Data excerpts
◇ ◇ ◇ ◇ ◇
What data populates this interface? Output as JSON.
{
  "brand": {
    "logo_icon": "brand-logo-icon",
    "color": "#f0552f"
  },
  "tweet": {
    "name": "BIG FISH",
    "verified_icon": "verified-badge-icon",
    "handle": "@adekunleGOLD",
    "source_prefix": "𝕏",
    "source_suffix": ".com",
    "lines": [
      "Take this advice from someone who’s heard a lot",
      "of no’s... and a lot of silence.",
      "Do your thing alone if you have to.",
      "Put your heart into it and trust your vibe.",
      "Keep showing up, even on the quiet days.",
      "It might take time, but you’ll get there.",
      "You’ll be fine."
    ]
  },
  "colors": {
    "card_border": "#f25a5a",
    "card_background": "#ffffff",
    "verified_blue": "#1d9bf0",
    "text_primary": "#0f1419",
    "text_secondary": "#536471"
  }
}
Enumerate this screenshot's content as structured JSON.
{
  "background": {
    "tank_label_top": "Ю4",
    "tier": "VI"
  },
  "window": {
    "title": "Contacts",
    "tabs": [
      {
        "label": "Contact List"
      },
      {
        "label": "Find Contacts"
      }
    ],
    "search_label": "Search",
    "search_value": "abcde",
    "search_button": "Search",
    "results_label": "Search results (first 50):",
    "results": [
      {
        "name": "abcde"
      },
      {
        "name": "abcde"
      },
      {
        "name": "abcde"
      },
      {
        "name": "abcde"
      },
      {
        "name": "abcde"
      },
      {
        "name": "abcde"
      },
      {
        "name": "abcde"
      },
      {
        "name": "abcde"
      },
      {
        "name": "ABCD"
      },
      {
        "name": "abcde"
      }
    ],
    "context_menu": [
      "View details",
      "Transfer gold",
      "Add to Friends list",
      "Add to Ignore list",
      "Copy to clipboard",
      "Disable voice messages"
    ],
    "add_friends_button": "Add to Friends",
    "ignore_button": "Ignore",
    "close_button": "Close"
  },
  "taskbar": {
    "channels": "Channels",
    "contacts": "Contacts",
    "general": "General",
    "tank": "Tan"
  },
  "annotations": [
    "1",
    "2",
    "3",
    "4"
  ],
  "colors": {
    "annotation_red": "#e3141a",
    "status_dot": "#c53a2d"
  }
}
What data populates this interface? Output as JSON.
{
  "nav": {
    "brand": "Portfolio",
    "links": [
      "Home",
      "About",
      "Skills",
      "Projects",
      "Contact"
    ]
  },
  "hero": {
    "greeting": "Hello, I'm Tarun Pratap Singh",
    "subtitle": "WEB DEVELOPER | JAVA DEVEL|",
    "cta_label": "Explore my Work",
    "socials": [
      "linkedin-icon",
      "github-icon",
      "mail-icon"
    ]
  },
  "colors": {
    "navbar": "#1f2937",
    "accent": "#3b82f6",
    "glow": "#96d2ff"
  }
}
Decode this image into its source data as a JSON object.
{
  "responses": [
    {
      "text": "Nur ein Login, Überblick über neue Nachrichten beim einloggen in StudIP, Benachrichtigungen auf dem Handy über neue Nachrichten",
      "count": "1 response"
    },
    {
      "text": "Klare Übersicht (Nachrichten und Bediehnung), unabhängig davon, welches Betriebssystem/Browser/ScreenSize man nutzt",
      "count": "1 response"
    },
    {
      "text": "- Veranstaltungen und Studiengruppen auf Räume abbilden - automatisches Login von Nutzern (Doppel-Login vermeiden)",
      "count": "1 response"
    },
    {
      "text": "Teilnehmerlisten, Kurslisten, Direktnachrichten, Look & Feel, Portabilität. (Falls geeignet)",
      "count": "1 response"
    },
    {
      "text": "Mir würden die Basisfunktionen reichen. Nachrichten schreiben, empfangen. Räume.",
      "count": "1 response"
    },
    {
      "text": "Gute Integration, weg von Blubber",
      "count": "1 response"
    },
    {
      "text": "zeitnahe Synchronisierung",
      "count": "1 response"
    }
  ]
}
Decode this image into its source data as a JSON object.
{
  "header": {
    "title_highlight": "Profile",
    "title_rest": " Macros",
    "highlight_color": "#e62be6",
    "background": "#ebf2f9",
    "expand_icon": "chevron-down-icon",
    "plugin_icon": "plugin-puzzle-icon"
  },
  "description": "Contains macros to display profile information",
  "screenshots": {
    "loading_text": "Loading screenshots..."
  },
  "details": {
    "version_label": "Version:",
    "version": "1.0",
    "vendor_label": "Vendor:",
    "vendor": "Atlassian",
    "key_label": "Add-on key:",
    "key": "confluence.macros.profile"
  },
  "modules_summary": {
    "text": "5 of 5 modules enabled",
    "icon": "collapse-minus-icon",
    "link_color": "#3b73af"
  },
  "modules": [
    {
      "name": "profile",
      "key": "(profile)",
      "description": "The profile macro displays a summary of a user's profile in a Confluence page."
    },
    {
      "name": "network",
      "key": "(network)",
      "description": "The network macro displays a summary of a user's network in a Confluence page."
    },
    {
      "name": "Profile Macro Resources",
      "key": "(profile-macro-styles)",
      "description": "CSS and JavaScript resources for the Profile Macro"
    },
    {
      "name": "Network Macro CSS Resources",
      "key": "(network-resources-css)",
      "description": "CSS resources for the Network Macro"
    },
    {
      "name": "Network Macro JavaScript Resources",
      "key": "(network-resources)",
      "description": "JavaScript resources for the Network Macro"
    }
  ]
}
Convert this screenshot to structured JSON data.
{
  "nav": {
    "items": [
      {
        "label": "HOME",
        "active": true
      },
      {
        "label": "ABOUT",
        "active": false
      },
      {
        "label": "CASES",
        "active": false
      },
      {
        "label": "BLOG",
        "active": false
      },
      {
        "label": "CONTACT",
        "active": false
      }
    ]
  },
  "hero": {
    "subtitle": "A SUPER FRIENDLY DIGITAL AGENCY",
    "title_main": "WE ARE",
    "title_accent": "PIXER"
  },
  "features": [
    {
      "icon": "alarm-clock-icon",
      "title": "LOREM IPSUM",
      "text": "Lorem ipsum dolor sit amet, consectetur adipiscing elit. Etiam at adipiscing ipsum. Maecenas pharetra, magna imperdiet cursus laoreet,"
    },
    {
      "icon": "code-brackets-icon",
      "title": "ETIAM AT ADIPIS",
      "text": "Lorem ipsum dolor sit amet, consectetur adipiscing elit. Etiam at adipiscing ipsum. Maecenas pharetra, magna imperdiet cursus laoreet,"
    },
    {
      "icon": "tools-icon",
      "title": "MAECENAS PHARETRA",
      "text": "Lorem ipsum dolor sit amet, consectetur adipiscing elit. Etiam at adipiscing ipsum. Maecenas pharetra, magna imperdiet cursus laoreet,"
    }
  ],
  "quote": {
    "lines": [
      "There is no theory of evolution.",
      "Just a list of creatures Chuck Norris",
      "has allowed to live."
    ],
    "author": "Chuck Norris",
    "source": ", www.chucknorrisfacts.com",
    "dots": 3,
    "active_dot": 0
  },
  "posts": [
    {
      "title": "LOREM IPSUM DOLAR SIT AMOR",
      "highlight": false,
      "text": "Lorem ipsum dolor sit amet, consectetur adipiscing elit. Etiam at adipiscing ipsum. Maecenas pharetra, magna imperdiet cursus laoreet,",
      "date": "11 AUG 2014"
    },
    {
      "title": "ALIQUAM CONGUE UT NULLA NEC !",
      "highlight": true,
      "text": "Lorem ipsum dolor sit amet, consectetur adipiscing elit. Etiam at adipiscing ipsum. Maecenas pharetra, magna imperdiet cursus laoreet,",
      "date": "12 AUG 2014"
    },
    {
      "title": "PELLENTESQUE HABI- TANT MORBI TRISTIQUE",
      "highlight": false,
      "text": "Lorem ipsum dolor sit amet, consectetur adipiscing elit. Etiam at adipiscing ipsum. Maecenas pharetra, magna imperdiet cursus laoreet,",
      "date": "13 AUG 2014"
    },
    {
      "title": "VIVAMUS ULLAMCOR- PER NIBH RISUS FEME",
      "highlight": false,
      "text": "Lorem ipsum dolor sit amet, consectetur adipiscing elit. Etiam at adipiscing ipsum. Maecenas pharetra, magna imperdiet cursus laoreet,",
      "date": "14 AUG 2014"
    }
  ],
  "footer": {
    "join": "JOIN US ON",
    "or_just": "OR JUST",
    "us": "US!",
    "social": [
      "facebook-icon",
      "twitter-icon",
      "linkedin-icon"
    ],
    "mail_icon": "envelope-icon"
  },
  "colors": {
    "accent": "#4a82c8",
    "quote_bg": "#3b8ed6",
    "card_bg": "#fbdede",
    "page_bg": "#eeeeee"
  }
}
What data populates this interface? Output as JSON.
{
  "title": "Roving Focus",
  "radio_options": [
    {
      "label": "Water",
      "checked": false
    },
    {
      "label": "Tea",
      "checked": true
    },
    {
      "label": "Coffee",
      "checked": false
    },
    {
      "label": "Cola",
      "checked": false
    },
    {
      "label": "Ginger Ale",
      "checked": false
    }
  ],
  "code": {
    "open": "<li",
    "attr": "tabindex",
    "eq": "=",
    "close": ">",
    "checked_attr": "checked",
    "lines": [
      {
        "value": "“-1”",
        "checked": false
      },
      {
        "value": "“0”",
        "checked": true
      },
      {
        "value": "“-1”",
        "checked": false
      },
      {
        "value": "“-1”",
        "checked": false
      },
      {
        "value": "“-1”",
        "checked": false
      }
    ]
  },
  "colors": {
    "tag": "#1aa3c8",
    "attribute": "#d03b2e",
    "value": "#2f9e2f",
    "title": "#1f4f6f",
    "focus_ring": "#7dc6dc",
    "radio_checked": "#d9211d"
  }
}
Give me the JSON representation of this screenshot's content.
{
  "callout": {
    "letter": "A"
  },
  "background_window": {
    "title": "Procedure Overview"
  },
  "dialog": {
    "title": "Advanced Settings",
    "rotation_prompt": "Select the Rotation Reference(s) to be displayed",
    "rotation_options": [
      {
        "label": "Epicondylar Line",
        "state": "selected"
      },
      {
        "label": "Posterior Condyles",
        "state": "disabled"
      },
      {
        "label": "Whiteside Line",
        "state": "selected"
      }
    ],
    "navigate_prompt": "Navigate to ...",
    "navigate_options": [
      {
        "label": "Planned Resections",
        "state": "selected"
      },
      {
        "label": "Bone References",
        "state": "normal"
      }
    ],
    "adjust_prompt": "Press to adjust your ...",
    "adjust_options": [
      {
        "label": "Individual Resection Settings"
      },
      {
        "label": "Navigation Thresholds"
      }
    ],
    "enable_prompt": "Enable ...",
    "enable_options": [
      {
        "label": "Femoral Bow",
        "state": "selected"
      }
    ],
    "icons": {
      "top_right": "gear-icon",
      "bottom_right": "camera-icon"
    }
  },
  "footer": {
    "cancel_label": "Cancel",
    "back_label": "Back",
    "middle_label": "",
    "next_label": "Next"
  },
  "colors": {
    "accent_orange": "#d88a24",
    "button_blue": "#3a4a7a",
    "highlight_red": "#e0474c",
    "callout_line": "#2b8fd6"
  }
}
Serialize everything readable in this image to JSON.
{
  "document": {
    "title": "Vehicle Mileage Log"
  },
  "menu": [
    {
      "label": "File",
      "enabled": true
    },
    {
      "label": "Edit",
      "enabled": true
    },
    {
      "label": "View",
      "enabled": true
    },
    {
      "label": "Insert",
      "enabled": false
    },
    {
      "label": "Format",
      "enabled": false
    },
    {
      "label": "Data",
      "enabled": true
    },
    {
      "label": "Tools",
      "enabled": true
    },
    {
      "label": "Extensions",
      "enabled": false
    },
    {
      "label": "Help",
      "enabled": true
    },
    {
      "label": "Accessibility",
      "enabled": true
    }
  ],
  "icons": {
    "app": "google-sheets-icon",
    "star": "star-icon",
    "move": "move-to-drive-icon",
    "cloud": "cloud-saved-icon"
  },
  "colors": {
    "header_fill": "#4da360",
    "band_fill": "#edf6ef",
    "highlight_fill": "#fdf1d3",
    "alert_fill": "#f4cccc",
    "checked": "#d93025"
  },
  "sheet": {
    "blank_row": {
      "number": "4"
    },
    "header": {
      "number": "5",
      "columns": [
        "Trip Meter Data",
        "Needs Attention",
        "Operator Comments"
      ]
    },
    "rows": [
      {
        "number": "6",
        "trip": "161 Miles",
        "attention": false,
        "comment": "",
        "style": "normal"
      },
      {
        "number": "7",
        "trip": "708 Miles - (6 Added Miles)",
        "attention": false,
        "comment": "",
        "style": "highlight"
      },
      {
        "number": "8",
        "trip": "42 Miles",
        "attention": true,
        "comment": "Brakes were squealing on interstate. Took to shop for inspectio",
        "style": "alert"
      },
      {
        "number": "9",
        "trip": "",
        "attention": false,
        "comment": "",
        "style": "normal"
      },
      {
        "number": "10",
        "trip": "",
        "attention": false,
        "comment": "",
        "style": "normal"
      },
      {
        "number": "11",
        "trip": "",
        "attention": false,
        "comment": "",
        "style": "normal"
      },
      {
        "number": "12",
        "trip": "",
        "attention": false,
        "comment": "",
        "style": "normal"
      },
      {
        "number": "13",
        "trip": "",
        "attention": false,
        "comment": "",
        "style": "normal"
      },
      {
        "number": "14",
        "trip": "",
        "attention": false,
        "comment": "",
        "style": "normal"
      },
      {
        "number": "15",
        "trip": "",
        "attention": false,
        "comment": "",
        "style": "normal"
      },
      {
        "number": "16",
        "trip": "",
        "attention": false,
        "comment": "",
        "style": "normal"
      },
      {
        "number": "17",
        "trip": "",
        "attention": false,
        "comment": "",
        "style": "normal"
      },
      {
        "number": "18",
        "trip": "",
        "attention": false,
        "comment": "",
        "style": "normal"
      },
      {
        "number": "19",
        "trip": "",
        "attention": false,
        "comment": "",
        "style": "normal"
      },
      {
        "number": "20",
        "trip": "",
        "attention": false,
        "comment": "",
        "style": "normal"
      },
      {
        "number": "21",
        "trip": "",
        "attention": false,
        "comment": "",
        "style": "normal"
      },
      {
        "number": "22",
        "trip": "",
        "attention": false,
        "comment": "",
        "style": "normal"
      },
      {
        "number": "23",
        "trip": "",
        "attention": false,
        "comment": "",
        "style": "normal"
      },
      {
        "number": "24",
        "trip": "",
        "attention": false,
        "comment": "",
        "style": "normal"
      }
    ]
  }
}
◇ ◇ ◇ ◇ ◇
■ AIM OF THE TASK
Identify each line in the records above containing the word "structured"; copy those lines.

■ WORKED ANSWER
Enumerate this screenshot's content as structured JSON.
Convert this screenshot to structured JSON data.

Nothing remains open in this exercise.